Task prompt
Say how many lines hold the string "mobile", and nothing more.

Dataset content
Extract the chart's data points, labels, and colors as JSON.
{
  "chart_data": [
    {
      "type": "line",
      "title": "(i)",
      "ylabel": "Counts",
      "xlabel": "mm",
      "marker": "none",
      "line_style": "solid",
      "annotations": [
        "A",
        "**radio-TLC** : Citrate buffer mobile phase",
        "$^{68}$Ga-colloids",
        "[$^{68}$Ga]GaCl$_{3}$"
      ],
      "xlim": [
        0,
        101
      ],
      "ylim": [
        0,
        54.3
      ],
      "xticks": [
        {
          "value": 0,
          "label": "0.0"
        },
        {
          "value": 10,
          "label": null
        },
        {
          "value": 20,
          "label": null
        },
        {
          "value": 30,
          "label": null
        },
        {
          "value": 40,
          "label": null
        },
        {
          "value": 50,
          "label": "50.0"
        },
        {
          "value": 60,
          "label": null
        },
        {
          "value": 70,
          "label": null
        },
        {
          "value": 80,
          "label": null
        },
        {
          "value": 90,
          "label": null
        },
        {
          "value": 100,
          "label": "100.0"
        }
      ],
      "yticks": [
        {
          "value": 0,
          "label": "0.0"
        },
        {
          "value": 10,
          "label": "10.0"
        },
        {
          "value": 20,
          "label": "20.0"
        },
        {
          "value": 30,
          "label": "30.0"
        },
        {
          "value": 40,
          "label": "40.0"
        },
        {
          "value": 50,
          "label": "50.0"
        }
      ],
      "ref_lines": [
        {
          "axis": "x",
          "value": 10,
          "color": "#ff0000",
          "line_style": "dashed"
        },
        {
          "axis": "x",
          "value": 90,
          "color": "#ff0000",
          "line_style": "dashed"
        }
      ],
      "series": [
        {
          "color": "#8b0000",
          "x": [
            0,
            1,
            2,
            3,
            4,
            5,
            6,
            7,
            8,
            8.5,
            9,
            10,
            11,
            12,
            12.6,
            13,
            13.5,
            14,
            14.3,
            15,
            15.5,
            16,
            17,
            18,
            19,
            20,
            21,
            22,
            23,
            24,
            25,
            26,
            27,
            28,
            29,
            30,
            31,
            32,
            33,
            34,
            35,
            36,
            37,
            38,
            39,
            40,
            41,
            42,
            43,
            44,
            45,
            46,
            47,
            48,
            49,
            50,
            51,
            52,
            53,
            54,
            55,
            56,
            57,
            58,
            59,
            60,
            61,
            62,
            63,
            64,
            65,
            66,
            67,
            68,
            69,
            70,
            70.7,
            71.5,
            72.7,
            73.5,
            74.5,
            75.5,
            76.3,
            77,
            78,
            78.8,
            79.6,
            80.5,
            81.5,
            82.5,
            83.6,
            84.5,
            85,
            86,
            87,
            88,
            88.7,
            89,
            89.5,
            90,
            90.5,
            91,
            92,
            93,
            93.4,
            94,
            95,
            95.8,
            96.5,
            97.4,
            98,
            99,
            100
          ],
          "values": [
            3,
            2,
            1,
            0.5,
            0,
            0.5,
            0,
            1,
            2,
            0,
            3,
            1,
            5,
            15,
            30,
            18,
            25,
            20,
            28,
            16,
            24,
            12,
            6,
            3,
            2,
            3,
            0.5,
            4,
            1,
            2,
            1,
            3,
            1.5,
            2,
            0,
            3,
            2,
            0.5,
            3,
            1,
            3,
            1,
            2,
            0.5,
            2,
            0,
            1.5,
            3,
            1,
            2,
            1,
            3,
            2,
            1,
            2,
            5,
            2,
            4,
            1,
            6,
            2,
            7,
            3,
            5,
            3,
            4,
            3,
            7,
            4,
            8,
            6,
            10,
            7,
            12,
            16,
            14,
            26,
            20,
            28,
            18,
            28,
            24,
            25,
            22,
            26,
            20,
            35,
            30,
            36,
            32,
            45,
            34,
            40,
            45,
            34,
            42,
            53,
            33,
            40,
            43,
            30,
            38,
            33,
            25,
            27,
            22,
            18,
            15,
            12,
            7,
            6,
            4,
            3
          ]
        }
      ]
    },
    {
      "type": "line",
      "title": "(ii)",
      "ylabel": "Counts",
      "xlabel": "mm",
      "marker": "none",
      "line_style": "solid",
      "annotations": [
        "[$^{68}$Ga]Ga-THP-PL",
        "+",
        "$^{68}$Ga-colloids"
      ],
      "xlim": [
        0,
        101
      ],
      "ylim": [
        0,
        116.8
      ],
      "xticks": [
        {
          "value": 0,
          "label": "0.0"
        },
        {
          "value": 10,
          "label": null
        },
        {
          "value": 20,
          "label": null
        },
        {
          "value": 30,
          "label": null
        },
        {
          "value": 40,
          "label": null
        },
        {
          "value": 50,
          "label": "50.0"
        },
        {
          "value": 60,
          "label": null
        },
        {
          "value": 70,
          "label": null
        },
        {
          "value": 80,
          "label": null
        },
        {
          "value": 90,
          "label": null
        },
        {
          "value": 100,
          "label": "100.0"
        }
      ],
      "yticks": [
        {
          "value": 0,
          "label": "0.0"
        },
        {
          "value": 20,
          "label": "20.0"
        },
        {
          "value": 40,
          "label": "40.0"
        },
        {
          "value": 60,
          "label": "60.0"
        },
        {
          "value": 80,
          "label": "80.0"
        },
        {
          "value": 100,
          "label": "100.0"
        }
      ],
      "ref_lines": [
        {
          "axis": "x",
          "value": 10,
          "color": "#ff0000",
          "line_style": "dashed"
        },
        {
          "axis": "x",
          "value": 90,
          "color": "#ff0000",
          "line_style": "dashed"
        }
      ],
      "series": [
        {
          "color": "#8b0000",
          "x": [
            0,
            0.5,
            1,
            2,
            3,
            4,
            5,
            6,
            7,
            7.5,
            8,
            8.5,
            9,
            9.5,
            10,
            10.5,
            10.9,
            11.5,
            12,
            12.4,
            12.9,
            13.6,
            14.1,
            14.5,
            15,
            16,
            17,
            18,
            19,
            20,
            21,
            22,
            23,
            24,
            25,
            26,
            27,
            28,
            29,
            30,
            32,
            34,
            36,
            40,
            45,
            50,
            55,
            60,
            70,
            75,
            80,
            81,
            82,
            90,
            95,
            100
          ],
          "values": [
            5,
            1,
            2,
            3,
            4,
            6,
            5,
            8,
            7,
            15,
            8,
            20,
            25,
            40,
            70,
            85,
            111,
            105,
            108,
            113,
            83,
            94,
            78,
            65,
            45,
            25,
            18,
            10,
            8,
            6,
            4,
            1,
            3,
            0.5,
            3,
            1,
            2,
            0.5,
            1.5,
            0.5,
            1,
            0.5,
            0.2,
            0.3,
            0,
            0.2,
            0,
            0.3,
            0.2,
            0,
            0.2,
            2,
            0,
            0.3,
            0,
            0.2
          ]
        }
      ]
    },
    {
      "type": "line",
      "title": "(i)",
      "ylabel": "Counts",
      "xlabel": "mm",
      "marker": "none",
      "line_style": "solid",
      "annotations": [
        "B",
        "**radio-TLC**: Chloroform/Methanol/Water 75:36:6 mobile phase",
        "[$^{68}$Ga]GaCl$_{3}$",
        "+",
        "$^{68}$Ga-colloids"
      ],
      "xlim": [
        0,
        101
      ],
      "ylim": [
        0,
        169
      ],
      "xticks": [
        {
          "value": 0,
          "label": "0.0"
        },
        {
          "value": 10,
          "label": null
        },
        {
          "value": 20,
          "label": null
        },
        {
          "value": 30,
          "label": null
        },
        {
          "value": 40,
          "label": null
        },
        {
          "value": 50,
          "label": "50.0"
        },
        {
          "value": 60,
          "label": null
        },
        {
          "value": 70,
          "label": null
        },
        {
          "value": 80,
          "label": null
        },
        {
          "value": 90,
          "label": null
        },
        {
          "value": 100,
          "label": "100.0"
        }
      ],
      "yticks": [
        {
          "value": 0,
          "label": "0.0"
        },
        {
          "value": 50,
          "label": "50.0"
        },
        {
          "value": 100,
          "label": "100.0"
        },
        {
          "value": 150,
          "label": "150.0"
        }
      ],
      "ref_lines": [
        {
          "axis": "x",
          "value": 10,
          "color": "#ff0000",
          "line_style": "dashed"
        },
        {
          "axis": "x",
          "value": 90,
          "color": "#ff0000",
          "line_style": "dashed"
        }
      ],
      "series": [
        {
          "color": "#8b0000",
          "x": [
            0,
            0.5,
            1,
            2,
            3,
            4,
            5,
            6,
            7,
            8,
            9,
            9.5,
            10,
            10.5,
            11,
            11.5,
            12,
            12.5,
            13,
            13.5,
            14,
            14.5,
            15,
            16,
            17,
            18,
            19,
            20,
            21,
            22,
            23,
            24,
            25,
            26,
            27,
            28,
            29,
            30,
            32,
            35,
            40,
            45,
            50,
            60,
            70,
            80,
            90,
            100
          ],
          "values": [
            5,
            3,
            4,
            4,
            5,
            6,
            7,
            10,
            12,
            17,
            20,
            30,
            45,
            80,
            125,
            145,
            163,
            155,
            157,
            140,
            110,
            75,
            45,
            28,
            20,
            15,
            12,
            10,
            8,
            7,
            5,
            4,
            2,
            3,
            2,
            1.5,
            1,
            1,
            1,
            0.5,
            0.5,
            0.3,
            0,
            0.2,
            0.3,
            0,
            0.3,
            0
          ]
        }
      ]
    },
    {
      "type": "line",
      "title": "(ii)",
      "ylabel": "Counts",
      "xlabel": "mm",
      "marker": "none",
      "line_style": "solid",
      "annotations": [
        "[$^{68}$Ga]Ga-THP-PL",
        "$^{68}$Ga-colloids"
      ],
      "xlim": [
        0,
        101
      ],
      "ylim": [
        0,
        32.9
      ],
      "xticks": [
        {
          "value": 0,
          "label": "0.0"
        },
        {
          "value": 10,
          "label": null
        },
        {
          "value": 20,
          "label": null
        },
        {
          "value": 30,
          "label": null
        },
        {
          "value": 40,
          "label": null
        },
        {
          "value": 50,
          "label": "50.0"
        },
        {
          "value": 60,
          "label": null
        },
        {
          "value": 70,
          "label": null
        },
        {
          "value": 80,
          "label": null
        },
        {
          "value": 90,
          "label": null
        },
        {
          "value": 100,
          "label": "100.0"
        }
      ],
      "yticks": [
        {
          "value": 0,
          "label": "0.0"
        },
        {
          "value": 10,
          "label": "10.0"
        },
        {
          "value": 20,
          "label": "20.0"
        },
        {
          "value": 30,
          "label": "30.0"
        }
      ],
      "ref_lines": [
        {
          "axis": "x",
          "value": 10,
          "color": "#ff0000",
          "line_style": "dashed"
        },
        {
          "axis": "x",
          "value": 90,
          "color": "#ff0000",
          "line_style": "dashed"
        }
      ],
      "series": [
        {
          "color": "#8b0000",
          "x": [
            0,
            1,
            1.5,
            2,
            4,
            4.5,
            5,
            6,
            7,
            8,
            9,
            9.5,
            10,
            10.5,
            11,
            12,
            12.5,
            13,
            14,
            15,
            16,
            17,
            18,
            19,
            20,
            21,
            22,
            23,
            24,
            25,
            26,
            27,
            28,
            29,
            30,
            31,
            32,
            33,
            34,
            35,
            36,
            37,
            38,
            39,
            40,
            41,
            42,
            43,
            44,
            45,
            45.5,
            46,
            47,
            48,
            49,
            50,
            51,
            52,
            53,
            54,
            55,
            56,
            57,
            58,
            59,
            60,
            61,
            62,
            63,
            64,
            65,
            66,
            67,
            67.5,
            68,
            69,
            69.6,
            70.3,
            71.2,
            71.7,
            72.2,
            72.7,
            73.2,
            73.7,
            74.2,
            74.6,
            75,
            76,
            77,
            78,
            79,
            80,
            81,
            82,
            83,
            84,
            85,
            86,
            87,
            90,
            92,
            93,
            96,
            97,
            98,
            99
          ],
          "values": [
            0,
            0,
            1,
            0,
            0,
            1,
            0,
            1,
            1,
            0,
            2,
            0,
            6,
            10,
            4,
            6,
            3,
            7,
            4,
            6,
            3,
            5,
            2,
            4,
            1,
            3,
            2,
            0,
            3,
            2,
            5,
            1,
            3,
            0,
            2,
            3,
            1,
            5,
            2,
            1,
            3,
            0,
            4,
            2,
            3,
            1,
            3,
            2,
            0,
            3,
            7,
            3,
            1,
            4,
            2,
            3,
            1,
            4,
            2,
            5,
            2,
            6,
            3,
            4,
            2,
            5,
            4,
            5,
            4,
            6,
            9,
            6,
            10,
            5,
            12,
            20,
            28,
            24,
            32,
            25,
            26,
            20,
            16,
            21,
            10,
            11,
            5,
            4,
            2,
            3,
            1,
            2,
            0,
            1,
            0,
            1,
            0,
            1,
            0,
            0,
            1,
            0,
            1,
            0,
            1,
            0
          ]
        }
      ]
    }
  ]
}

Output for this exercise
2